- **Goal of the exercise**
Skip any picture you find and retype all the remaining lines exactly.

----------

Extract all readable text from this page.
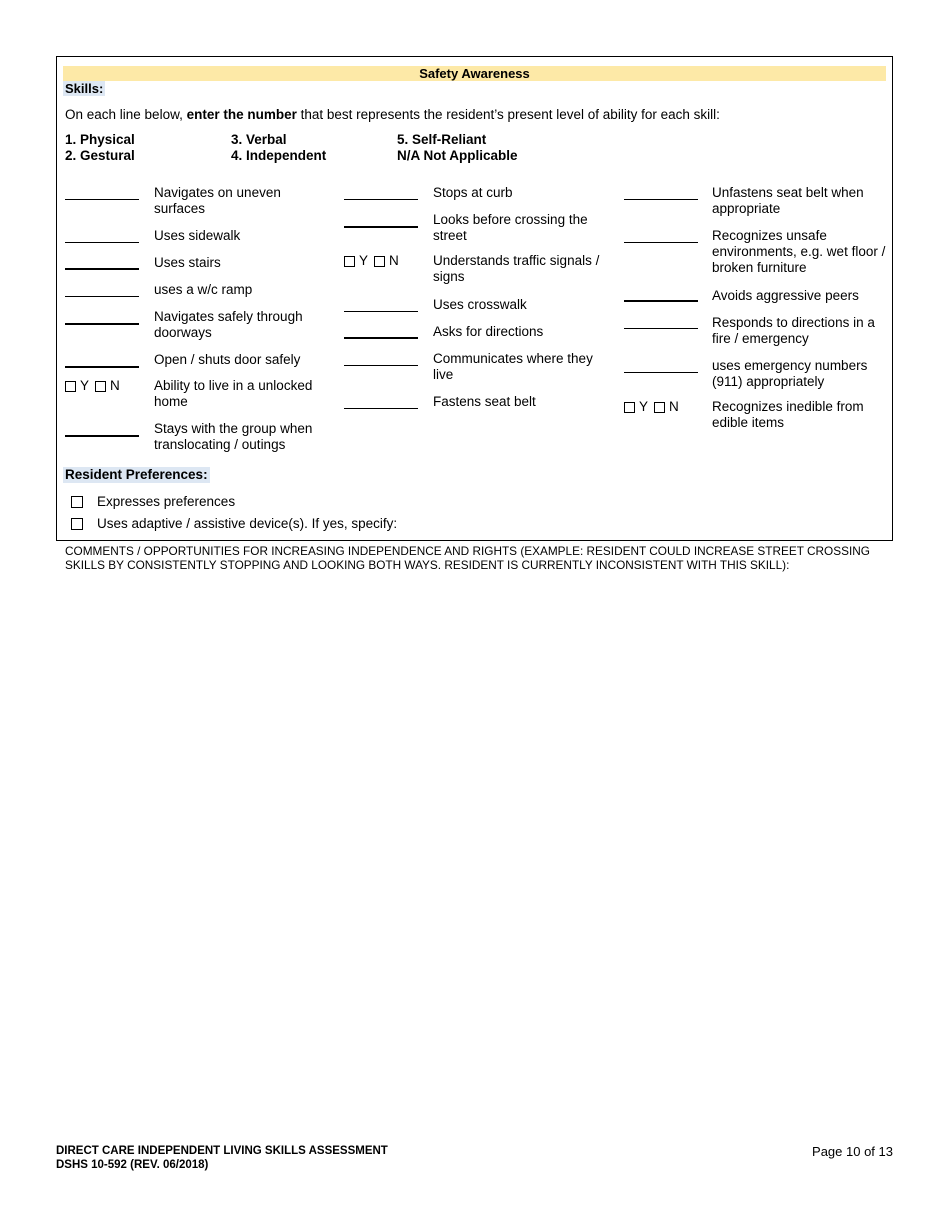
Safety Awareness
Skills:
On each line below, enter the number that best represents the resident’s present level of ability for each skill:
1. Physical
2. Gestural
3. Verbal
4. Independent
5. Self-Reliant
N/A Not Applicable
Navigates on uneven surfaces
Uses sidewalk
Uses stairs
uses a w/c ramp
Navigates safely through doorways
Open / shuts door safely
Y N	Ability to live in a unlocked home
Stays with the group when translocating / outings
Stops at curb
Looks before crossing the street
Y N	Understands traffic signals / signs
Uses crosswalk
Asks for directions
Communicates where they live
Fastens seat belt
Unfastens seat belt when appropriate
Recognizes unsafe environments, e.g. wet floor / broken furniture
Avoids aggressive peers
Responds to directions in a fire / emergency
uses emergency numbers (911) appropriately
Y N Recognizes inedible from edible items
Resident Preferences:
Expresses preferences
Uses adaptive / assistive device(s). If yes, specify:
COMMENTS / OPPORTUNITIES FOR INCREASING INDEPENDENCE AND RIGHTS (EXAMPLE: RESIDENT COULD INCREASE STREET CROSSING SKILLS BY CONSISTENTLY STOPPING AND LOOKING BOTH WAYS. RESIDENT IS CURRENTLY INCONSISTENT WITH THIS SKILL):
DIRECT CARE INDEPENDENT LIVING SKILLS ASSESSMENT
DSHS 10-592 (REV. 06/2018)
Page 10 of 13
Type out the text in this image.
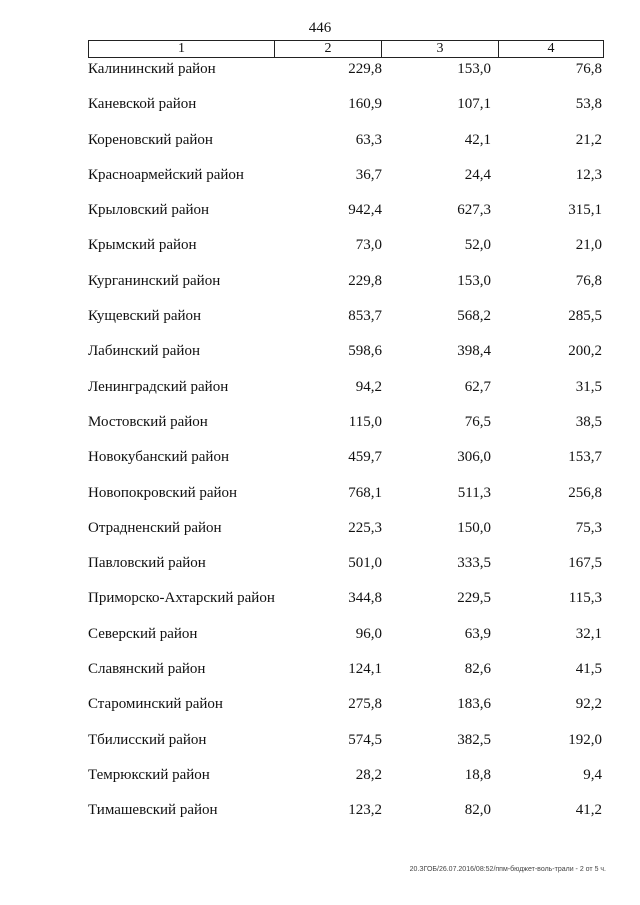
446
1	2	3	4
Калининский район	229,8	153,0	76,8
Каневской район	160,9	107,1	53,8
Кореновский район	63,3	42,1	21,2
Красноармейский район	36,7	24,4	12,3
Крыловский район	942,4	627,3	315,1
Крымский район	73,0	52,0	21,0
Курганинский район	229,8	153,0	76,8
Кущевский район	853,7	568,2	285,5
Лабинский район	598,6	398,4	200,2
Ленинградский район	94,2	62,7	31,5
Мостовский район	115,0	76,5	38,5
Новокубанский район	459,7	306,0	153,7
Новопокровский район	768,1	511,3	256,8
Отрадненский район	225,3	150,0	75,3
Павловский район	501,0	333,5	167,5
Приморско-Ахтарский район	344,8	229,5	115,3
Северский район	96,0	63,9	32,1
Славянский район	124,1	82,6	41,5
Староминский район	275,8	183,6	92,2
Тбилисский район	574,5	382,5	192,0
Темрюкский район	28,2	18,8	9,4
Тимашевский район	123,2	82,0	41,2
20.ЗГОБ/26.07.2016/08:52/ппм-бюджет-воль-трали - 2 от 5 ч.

----------

- **Exercise answer**
Extract all readable text from this page.
Safety Awareness
Skills:
On each line below, enter the number that best represents the resident’s present level of ability for each skill:
1. Physical
2. Gestural
3. Verbal
4. Independent
5. Self-Reliant
N/A Not Applicable
Navigates on uneven surfaces
Uses sidewalk
Uses stairs
uses a w/c ramp
Navigates safely through doorways
Open / shuts door safely
Y N	Ability to live in a unlocked home
Stays with the group when translocating / outings
Stops at curb
Looks before crossing the street
Y N	Understands traffic signals / signs
Uses crosswalk
Asks for directions
Communicates where they live
Fastens seat belt
Unfastens seat belt when appropriate
Recognizes unsafe environments, e.g. wet floor / broken furniture
Avoids aggressive peers
Responds to directions in a fire / emergency
uses emergency numbers (911) appropriately
Y N Recognizes inedible from edible items
Resident Preferences:
Expresses preferences
Uses adaptive / assistive device(s). If yes, specify:
COMMENTS / OPPORTUNITIES FOR INCREASING INDEPENDENCE AND RIGHTS (EXAMPLE: RESIDENT COULD INCREASE STREET CROSSING SKILLS BY CONSISTENTLY STOPPING AND LOOKING BOTH WAYS. RESIDENT IS CURRENTLY INCONSISTENT WITH THIS SKILL):
DIRECT CARE INDEPENDENT LIVING SKILLS ASSESSMENT
DSHS 10-592 (REV. 06/2018)
Page 10 of 13
Type out the text in this image.
446
1	2	3	4
Калининский район	229,8	153,0	76,8
Каневской район	160,9	107,1	53,8
Кореновский район	63,3	42,1	21,2
Красноармейский район	36,7	24,4	12,3
Крыловский район	942,4	627,3	315,1
Крымский район	73,0	52,0	21,0
Курганинский район	229,8	153,0	76,8
Кущевский район	853,7	568,2	285,5
Лабинский район	598,6	398,4	200,2
Ленинградский район	94,2	62,7	31,5
Мостовский район	115,0	76,5	38,5
Новокубанский район	459,7	306,0	153,7
Новопокровский район	768,1	511,3	256,8
Отрадненский район	225,3	150,0	75,3
Павловский район	501,0	333,5	167,5
Приморско-Ахтарский район	344,8	229,5	115,3
Северский район	96,0	63,9	32,1
Славянский район	124,1	82,6	41,5
Староминский район	275,8	183,6	92,2
Тбилисский район	574,5	382,5	192,0
Темрюкский район	28,2	18,8	9,4
Тимашевский район	123,2	82,0	41,2
20.ЗГОБ/26.07.2016/08:52/ппм-бюджет-воль-трали - 2 от 5 ч.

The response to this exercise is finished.